**Extrait de page**
Le vendeur est également tenu de délivrer, s’il y a lieu, tous les documents se rapportant aux marchandises (lettre de voiture, connaissement, fiches techniques, modes d’emploi ; certificat d’assurances et de conformité…) (article 219 UDCG). Dans ce cas, ces documents doivent être remis en même temps que la chose. Cette obligation accessoire est inhérente à toute obligation de délivrer une chose dont le cocontractant doit pouvoir user ou jouir sans trouble (louage ; prêt…).

b) L’obligation de conformité.

Le vendeur doit livrer les marchandises dans la qualité, la quantité, la spécification, le

conditionnement et l’emballage correspondant à ceux prévus au contrat. L’article 224 AUDCG décrit les conditions de cette conformité à défaut de stipulation contraire des parties[19].

Le vendeur est responsable de tout défaut de conformité même si ce défaut n’apparaît qu’après le transfert de propriété ; il devrait en être de même dans les contrats impliquant un transfert de jouissance, d’usage ou de détention (selon le contrat).Toutefois, il peut réparer le manquement à son obligation dans les conditions édictées par l’article 226 AUDCG également valable pour toute convention autre que la vente impliquant une mise à disposition de biens corporels.

L’AUDCG règle également les conditions dans lesquelles l’acquéreur doit vérifier la conformité des marchandises qui lui sont livrées, à peine de déchéance du droit de se prévaloir du défaut de conformité (article 227 AUDCG). Par analogie, cette obligation peut incomber à tout créancier d’une obligation de délivrance de biens corporels dans des contrats autres que la vente.

c) L’obligation de garantie.

Elle est double.

c-1) En premier lieu, elle consiste pour le vendeur, à livrer des marchandises libres de toute prétention ou droit d’un tiers sauf si l’acheteur accepte de prendre des marchandises dans ces conditions (article 230). Il n’y a aucune raison de ne pas étendre cette garantie juridique de paisible jouissance à tous ceux qui ont droit à une jouissance ou détention paisible de la chose générée par des contrats autres que la vente (location ; prêt ; dépôt…).

**Consigne donnée 1**
Veuillez recopier les enregistrements depuis leur première ligne jusqu'à celle qui contient « sofa-base-shadow: [84, 501, 250, 503] », incluse, en substituant « sofa-cushion » à « sofa-seat » et en laissant tout le reste inchangé.
**Consigne donnée 2**
Rédigez la suite de l'extrait sur les obligations du vendeur à partir de l'endroit où il s'arrête.
L'extrait sur les obligations du vendeur et les enregistrements constituent deux matériaux indépendants l'un de l'autre.

**Données de l'exercice**

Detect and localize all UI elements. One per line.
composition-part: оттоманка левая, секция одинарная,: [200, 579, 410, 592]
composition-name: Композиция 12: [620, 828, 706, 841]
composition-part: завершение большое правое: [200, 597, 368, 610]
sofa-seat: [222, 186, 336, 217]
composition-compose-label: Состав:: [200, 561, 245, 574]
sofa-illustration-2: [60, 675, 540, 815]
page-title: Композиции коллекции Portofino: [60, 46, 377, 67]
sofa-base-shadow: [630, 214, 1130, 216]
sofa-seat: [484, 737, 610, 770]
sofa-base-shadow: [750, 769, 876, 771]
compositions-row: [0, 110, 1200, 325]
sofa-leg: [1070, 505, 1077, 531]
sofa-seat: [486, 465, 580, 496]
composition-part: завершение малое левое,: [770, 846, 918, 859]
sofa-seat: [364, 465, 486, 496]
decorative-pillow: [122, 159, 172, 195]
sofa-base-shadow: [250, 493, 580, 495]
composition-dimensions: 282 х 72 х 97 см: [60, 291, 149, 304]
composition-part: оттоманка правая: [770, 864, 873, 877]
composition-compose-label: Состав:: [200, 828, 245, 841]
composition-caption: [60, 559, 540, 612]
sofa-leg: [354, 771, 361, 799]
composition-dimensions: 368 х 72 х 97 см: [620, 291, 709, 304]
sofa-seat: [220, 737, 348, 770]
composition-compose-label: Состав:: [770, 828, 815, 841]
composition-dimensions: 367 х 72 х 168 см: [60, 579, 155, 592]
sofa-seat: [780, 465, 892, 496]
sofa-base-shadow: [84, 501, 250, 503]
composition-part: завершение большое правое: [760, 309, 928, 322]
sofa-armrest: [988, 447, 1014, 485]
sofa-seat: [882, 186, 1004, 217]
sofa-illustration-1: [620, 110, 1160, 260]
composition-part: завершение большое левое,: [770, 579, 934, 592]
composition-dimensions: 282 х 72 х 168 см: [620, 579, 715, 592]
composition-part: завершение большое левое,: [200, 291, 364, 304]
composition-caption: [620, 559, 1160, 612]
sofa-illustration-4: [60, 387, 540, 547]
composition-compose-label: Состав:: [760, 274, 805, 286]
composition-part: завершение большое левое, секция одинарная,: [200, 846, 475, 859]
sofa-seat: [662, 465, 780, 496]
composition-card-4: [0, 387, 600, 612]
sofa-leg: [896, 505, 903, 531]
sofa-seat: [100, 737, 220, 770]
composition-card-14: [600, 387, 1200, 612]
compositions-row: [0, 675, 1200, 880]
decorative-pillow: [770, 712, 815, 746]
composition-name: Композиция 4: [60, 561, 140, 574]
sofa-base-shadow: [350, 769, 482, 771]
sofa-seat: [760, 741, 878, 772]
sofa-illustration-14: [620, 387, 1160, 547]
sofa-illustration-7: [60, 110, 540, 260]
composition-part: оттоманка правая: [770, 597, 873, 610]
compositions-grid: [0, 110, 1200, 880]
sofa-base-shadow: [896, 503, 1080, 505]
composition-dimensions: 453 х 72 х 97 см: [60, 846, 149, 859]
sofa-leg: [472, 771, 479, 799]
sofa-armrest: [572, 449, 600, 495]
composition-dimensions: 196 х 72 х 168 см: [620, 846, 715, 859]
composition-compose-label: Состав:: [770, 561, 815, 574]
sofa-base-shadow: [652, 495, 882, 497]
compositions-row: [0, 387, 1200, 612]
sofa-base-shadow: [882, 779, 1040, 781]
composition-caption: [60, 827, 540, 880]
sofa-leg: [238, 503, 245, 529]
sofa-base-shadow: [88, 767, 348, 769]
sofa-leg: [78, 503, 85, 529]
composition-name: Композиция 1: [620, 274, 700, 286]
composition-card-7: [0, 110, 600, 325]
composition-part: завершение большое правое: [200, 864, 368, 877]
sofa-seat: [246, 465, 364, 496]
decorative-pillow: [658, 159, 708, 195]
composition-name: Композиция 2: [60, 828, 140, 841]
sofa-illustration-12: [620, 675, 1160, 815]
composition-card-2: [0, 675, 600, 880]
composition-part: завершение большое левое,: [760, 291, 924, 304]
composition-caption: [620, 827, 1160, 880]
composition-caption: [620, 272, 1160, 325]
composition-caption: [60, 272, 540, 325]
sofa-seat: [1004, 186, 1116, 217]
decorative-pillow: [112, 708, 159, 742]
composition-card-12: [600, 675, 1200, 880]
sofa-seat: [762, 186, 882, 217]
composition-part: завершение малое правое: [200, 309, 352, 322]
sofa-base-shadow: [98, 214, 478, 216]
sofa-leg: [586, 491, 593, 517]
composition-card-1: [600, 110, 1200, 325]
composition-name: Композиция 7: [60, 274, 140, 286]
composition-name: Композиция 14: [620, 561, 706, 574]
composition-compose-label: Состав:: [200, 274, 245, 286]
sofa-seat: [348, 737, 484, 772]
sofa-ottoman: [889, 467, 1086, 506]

**Résultat de l'exercice 1**
Detect and localize all UI elements. One per line.
composition-part: оттоманка левая, секция одинарная,: [200, 579, 410, 592]
composition-name: Композиция 12: [620, 828, 706, 841]
composition-part: завершение большое правое: [200, 597, 368, 610]
sofa-cushion: [222, 186, 336, 217]
composition-compose-label: Состав:: [200, 561, 245, 574]
sofa-illustration-2: [60, 675, 540, 815]
page-title: Композиции коллекции Portofino: [60, 46, 377, 67]
sofa-base-shadow: [630, 214, 1130, 216]
sofa-cushion: [484, 737, 610, 770]
sofa-base-shadow: [750, 769, 876, 771]
compositions-row: [0, 110, 1200, 325]
sofa-leg: [1070, 505, 1077, 531]
sofa-cushion: [486, 465, 580, 496]
composition-part: завершение малое левое,: [770, 846, 918, 859]
sofa-cushion: [364, 465, 486, 496]
decorative-pillow: [122, 159, 172, 195]
sofa-base-shadow: [250, 493, 580, 495]
composition-dimensions: 282 х 72 х 97 см: [60, 291, 149, 304]
composition-part: оттоманка правая: [770, 864, 873, 877]
composition-compose-label: Состав:: [200, 828, 245, 841]
composition-caption: [60, 559, 540, 612]
sofa-leg: [354, 771, 361, 799]
composition-dimensions: 368 х 72 х 97 см: [620, 291, 709, 304]
sofa-cushion: [220, 737, 348, 770]
composition-compose-label: Состав:: [770, 828, 815, 841]
composition-dimensions: 367 х 72 х 168 см: [60, 579, 155, 592]
sofa-cushion: [780, 465, 892, 496]
sofa-base-shadow: [84, 501, 250, 503]

**Résultat de l'exercice 2**
c-2) En outre, le vendeur doit garantir le vice caché de la chose vendue qui diminue tellement son usage que l’acheteur ne l’aurait pas acquise ou en aurait donné un prix moindre s’il l’avait connu (article 231 AUDCG). Cette garantie profite à l’acheteur et au sous-acquéreur contre le vendeur contre le fabricant ou un vendeur intermédiaire. Une clause limitative de garantie est possible. De la même façon, une telle garantie doit pouvoir bénéficier à tout créancier d’un droit de jouissance ou de détention de la chose faute de quoi, l’essence même du contrat de prêt, de location ou d’entreprise (par exemple) serait compromise.

2. Les obligations de l’acheteur.

L’acheteur s’oblige à payer le prix et à prendre livraison des marchandises. Il devrait en être de même, mutatis mutandis, de tous les débiteurs d’un prix contre transfert à leur profit de la jouissance, de la détention ou de l’usage d’un bien corporel. C’est du moins ce qu’il faut déduire de tout contrat à titre onéreux qui postule une remise de la chose contre un prix à acquitter.

a) Le paiement du prix.

A défaut de stipulation d’un lieu particulier, le paiement se fait : à l’établissement du vendeur ou au lieu de livraison des marchandises si le paiement doit être fait contre livraison (article 237 AUDCG).

A défaut de stipulation particulière sur le moment du paiement, celui-ci doit avoir lieu lorsque le vendeur met à la disposition de l’acheteur : soit les marchandises, soit les documents représentatifs des marchandises (si le vendeur n’a pas fait du paiement une condition de remise de ces choses).

Ces règles sur le lieu de paiement d’une somme d’argent (paiement quérable ou portable) et sur le moment dudit paiement peuvent parfaitement être retenues, de façon générale, en droit des obligations impliquant le paiement d’un prix contre remise d’une chose .

b) L’obligation de prendre livraison.

Cette obligation consiste pour l’acheteur à accomplir tous actes juridiques et matériels

de son ressort (autorisation d’importation, mise à disposition d’un lieu de livraison…) qu’on peut attendre de lui pour permettre au vendeur d’effectuer la livraison des marchandises (article 240 AUDCG). Une telle obligation est parfaite concevable à la charge de toute personne créancière d’une obligation de livraison, quel que soit le contrat.

A défaut de paiement du prix ou si l’acheteur tarde à prendre livraison, le vendeur est en droit de retenir la marchandise mais est obligé de prendre des mesures de conservation aux frais de l’acheteur. Il peut même les vendre et réclamer à l’acheteur le remboursement des frais de conservation et la différence de prix s’il y en a une en sa défaveur. Cette dernière règle (vente des marchandises) ne paraît pas pouvoir être transposée à des contrats n’impliquant pas un transfert de propriété alors que celle qui précède peut parfaitement l’être.

3. Le transfert de la garde et des risques

a) Le transfert de propriété.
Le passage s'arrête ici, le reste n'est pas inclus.